Aim: Copy each of the entries below faithfully, setting aside any pictures.

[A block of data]
################

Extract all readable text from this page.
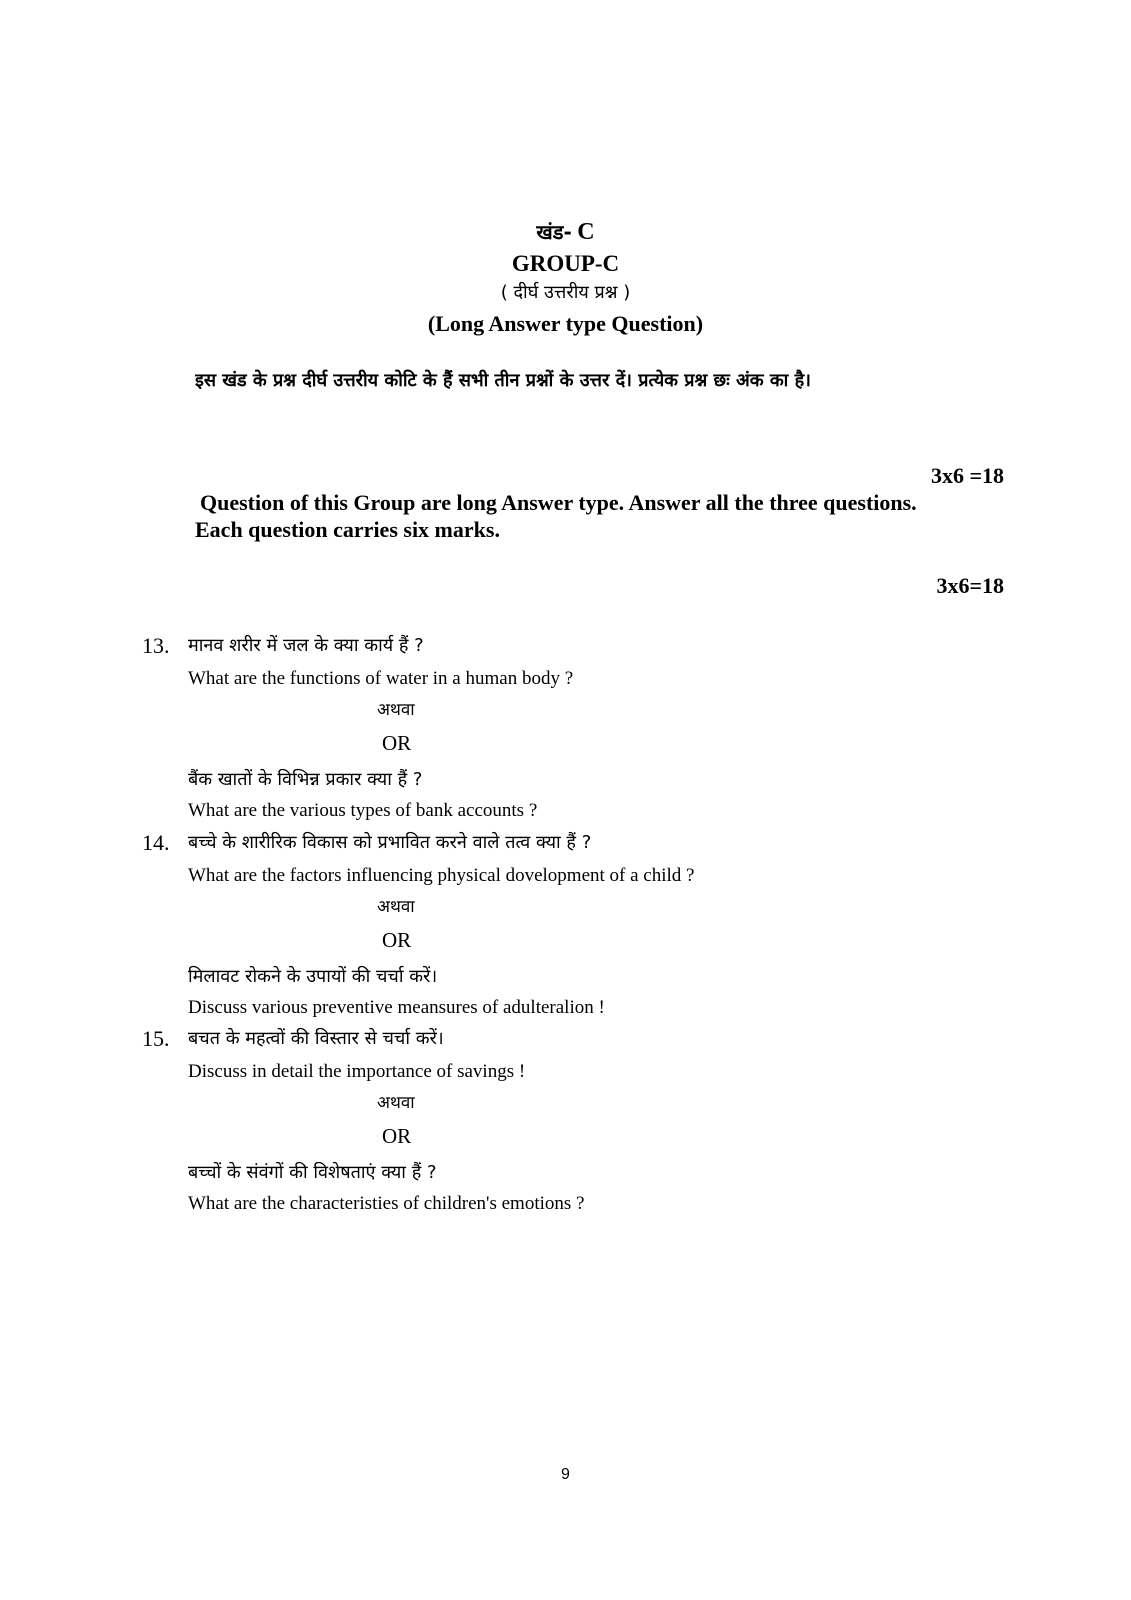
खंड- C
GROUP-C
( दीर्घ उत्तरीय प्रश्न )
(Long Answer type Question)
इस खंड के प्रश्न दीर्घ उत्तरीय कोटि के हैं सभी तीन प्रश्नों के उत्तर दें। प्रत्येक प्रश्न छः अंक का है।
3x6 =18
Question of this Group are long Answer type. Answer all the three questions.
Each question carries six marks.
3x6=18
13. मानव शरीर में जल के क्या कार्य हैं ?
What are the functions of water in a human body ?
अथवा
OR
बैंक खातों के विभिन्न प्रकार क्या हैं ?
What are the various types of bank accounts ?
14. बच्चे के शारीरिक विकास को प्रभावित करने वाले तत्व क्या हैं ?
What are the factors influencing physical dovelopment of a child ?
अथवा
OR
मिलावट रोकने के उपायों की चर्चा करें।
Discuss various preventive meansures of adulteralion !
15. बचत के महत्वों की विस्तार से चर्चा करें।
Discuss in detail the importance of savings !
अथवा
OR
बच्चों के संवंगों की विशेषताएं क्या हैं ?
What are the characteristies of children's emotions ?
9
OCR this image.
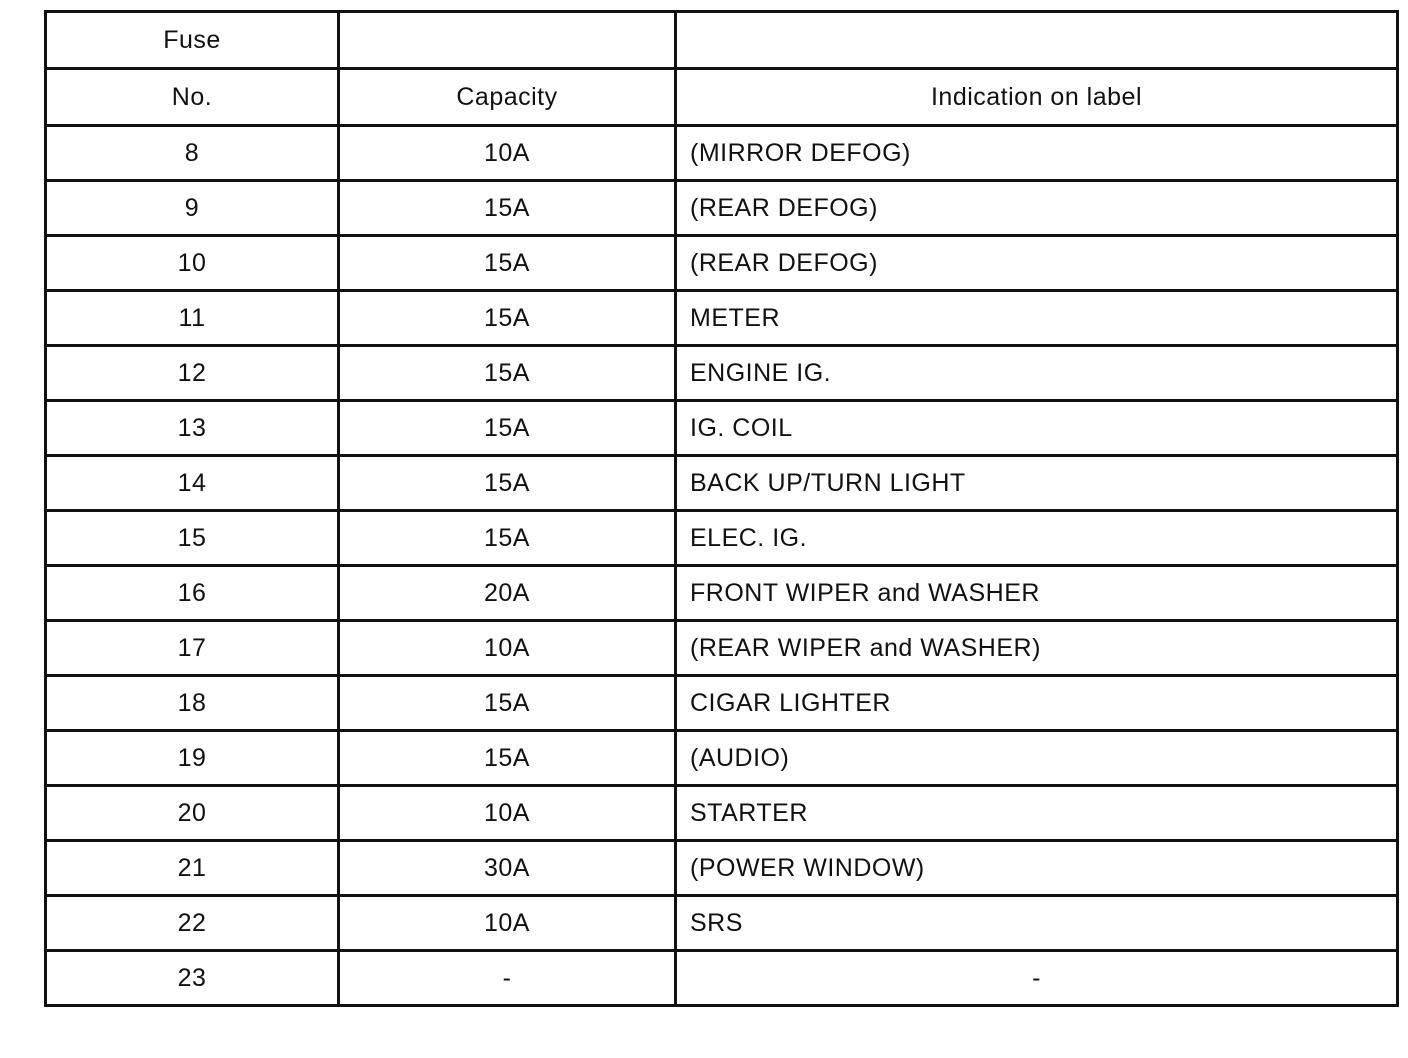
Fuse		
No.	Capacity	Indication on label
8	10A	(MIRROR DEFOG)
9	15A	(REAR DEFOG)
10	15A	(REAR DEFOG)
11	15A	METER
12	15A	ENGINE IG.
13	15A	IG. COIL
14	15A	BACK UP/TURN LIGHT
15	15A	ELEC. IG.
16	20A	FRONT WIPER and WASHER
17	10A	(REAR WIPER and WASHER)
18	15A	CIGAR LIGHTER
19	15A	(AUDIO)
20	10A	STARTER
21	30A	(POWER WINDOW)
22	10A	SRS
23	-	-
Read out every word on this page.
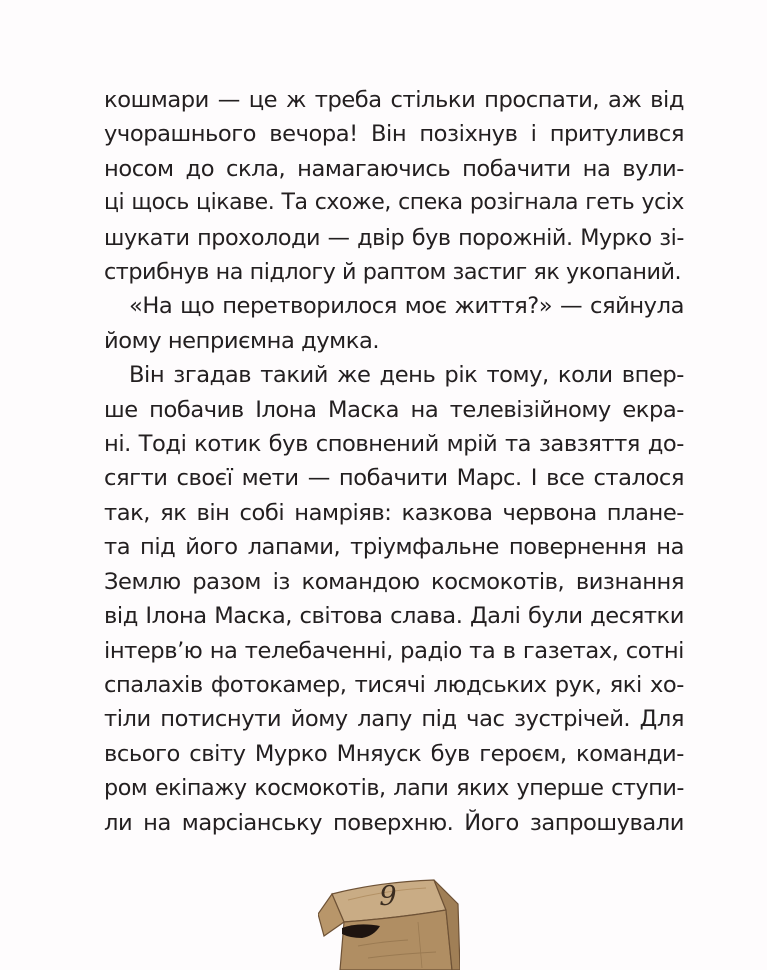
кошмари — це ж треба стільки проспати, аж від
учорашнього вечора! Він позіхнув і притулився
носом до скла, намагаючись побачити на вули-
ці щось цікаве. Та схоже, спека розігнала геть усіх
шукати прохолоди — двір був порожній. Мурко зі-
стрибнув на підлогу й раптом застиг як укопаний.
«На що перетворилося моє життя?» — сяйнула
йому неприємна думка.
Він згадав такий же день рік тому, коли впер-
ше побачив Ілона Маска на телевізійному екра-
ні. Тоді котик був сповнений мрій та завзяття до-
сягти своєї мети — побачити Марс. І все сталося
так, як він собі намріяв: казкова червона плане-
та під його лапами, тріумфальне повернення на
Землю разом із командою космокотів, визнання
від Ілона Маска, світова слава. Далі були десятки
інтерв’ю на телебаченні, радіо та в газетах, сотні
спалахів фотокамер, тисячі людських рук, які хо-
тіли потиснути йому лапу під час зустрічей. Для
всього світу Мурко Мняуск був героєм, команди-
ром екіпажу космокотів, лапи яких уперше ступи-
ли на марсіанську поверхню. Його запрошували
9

################

Response to this exercise:
Extract all readable text from this page.
खंड- C
GROUP-C
( दीर्घ उत्तरीय प्रश्न )
(Long Answer type Question)
इस खंड के प्रश्न दीर्घ उत्तरीय कोटि के हैं सभी तीन प्रश्नों के उत्तर दें। प्रत्येक प्रश्न छः अंक का है।
3x6 =18
Question of this Group are long Answer type. Answer all the three questions.
Each question carries six marks.
3x6=18
13. मानव शरीर में जल के क्या कार्य हैं ?
What are the functions of water in a human body ?
अथवा
OR
बैंक खातों के विभिन्न प्रकार क्या हैं ?
What are the various types of bank accounts ?
14. बच्चे के शारीरिक विकास को प्रभावित करने वाले तत्व क्या हैं ?
What are the factors influencing physical dovelopment of a child ?
अथवा
OR
मिलावट रोकने के उपायों की चर्चा करें।
Discuss various preventive meansures of adulteralion !
15. बचत के महत्वों की विस्तार से चर्चा करें।
Discuss in detail the importance of savings !
अथवा
OR
बच्चों के संवंगों की विशेषताएं क्या हैं ?
What are the characteristies of children's emotions ?
9
OCR this image.
Fuse		
No.	Capacity	Indication on label
8	10A	(MIRROR DEFOG)
9	15A	(REAR DEFOG)
10	15A	(REAR DEFOG)
11	15A	METER
12	15A	ENGINE IG.
13	15A	IG. COIL
14	15A	BACK UP/TURN LIGHT
15	15A	ELEC. IG.
16	20A	FRONT WIPER and WASHER
17	10A	(REAR WIPER and WASHER)
18	15A	CIGAR LIGHTER
19	15A	(AUDIO)
20	10A	STARTER
21	30A	(POWER WINDOW)
22	10A	SRS
23	-	-
Read out every word on this page.
кошмари — це ж треба стільки проспати, аж від
учорашнього вечора! Він позіхнув і притулився
носом до скла, намагаючись побачити на вули-
ці щось цікаве. Та схоже, спека розігнала геть усіх
шукати прохолоди — двір був порожній. Мурко зі-
стрибнув на підлогу й раптом застиг як укопаний.
«На що перетворилося моє життя?» — сяйнула
йому неприємна думка.
Він згадав такий же день рік тому, коли впер-
ше побачив Ілона Маска на телевізійному екра-
ні. Тоді котик був сповнений мрій та завзяття до-
сягти своєї мети — побачити Марс. І все сталося
так, як він собі намріяв: казкова червона плане-
та під його лапами, тріумфальне повернення на
Землю разом із командою космокотів, визнання
від Ілона Маска, світова слава. Далі були десятки
інтерв’ю на телебаченні, радіо та в газетах, сотні
спалахів фотокамер, тисячі людських рук, які хо-
тіли потиснути йому лапу під час зустрічей. Для
всього світу Мурко Мняуск був героєм, команди-
ром екіпажу космокотів, лапи яких уперше ступи-
ли на марсіанську поверхню. Його запрошували
9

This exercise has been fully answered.